◆ What to do ◆
Look through the data below. Pick out the lines holding the string "WeChatProperties".

◆ Information shown ◆
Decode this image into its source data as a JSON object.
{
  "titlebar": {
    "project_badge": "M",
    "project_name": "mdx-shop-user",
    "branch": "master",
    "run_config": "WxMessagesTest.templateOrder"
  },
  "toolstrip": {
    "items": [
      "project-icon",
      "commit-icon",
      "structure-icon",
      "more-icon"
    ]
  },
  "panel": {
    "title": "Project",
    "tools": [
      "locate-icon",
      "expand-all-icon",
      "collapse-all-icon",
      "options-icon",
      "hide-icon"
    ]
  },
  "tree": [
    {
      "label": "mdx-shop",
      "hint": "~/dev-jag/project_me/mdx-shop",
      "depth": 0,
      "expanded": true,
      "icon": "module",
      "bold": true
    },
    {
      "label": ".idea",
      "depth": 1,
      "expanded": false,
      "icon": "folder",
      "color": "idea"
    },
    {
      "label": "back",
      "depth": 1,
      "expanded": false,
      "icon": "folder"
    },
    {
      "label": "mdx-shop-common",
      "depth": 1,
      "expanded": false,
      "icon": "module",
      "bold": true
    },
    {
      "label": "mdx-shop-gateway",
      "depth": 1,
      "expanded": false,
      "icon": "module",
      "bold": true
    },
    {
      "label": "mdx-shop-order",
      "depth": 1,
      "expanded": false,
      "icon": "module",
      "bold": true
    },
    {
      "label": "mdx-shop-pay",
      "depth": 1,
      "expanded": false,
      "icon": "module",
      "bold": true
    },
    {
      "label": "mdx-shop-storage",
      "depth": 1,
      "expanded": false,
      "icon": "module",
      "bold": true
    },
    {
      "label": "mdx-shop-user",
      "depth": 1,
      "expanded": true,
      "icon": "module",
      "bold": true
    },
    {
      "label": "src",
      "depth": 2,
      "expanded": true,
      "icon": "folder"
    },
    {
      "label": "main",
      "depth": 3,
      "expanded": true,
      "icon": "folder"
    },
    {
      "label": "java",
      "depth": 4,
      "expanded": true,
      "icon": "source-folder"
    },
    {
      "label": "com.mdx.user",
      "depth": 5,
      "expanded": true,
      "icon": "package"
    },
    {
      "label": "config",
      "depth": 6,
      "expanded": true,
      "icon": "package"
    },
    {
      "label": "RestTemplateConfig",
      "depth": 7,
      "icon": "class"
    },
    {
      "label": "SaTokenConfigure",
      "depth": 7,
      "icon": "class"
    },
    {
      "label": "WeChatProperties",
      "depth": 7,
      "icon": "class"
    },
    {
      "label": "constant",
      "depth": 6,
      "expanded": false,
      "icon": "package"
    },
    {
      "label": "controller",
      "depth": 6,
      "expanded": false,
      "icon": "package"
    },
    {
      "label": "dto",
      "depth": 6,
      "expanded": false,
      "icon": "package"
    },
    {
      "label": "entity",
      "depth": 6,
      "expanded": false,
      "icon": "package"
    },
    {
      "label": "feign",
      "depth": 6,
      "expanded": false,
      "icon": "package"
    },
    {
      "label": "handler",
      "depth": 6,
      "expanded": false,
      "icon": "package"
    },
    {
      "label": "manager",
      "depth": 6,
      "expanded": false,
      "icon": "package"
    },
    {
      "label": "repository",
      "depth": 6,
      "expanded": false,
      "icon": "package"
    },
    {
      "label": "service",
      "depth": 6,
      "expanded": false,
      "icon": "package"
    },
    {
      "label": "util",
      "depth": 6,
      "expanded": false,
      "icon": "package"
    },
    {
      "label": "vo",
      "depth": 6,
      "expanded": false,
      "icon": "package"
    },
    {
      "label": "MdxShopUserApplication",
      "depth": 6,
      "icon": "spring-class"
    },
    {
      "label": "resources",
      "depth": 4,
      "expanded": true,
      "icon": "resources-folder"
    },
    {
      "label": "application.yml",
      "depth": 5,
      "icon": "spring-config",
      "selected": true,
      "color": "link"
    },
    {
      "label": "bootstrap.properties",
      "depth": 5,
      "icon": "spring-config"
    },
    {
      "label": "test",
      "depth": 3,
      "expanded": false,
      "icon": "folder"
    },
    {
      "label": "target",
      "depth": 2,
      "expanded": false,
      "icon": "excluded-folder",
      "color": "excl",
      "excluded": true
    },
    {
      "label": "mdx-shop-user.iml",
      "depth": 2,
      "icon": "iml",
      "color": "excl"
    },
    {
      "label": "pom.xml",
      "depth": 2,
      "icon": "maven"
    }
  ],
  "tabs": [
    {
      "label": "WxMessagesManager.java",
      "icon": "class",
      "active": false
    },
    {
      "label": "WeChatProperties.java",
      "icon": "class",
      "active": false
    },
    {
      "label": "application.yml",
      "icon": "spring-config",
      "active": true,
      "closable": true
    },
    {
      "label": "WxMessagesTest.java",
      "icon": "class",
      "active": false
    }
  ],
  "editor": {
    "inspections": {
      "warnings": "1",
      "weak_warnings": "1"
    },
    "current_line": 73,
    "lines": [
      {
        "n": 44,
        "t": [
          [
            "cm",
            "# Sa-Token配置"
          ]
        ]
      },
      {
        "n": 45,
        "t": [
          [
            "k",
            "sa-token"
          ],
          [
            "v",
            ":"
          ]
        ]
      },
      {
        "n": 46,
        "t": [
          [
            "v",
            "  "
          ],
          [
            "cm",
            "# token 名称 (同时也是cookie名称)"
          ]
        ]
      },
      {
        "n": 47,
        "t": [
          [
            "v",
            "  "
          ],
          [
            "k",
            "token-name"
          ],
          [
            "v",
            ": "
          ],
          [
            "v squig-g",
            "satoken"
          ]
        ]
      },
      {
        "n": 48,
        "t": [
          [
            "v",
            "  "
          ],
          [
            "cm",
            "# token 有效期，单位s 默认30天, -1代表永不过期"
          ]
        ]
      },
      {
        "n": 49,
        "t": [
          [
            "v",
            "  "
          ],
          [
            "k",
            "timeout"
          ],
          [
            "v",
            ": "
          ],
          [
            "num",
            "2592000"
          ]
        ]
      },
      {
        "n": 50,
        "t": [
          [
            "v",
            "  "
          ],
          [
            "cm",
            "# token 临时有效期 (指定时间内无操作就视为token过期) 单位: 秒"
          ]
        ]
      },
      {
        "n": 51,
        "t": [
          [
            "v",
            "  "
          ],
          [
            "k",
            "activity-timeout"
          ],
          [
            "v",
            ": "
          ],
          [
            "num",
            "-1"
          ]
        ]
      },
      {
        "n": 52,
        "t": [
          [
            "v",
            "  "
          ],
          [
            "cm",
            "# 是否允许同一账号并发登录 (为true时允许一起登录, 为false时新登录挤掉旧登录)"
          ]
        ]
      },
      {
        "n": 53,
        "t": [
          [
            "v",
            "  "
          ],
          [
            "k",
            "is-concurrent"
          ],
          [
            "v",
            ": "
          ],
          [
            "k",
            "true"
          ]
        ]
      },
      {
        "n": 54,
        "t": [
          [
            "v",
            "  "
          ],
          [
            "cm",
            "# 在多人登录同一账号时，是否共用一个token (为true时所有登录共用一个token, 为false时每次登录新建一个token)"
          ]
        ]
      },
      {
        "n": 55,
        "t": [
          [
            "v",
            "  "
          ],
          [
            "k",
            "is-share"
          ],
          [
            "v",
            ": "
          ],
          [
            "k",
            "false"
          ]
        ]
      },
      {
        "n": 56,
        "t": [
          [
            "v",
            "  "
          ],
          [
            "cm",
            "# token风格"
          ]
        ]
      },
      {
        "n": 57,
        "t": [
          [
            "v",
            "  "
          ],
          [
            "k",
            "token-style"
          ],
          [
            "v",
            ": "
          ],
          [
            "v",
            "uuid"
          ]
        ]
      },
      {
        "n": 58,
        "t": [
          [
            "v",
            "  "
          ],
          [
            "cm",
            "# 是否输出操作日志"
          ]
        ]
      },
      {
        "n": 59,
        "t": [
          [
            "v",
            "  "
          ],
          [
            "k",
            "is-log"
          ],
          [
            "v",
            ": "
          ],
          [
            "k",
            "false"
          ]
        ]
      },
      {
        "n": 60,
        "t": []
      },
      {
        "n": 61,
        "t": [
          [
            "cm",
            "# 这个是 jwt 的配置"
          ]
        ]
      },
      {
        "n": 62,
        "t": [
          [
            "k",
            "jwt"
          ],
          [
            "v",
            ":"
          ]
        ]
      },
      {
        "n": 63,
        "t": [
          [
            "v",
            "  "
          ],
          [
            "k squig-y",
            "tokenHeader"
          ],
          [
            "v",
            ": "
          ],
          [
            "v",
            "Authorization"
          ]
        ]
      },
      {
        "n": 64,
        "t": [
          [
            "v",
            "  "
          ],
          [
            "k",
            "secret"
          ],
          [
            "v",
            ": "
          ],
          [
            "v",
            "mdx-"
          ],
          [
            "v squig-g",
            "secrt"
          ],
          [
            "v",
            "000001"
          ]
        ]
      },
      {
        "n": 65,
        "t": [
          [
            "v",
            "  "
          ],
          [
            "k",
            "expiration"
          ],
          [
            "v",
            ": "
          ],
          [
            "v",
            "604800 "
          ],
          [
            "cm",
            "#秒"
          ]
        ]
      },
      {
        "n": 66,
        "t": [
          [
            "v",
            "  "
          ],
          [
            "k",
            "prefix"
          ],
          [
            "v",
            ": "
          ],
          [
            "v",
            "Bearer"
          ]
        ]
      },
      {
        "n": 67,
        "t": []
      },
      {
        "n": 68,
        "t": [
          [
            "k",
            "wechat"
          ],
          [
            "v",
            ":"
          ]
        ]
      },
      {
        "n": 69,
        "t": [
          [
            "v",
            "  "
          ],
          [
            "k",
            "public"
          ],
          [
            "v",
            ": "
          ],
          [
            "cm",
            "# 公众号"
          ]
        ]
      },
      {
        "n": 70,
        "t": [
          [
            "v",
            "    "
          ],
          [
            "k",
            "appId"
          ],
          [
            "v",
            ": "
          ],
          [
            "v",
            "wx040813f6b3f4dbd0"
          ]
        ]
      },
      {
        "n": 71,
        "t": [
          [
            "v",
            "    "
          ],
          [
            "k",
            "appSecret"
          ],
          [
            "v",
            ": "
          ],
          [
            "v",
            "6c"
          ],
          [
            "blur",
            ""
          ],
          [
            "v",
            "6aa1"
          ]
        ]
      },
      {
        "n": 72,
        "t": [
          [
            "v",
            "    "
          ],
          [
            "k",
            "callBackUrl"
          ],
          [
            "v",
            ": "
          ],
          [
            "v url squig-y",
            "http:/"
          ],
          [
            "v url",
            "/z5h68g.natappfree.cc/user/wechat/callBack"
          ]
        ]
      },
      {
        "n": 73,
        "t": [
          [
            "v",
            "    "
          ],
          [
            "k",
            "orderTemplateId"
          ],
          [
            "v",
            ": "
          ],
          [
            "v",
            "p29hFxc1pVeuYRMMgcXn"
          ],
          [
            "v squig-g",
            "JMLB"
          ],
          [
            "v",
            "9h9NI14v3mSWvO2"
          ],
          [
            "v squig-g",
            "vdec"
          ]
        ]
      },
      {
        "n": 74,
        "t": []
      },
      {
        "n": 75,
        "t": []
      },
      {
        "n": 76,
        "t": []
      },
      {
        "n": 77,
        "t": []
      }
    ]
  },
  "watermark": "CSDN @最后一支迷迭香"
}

◆ Written solution ◆
      "label": "WeChatProperties",
      "label": "WeChatProperties.java",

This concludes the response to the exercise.